_Aim of the task_
Rewrite the records from the start through the line holding "output-layer-label: Output Layer", inclusive, with "weight-label" changed to "weight-name" and nothing else altered. Return only those lines.

(Element boundary records)
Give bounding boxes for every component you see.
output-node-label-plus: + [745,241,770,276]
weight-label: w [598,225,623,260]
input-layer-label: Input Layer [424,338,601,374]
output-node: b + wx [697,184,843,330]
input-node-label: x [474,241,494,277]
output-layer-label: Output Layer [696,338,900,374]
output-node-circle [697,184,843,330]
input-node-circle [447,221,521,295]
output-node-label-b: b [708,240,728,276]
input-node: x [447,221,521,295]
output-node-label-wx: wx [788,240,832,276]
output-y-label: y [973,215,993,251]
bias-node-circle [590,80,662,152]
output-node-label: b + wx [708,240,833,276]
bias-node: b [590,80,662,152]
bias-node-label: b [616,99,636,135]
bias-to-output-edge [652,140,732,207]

_Reply_
Give bounding boxes for every component you see.
output-node-label-plus: + [745,241,770,276]
weight-name: w [598,225,623,260]
input-layer-label: Input Layer [424,338,601,374]
output-node: b + wx [697,184,843,330]
input-node-label: x [474,241,494,277]
output-layer-label: Output Layer [696,338,900,374]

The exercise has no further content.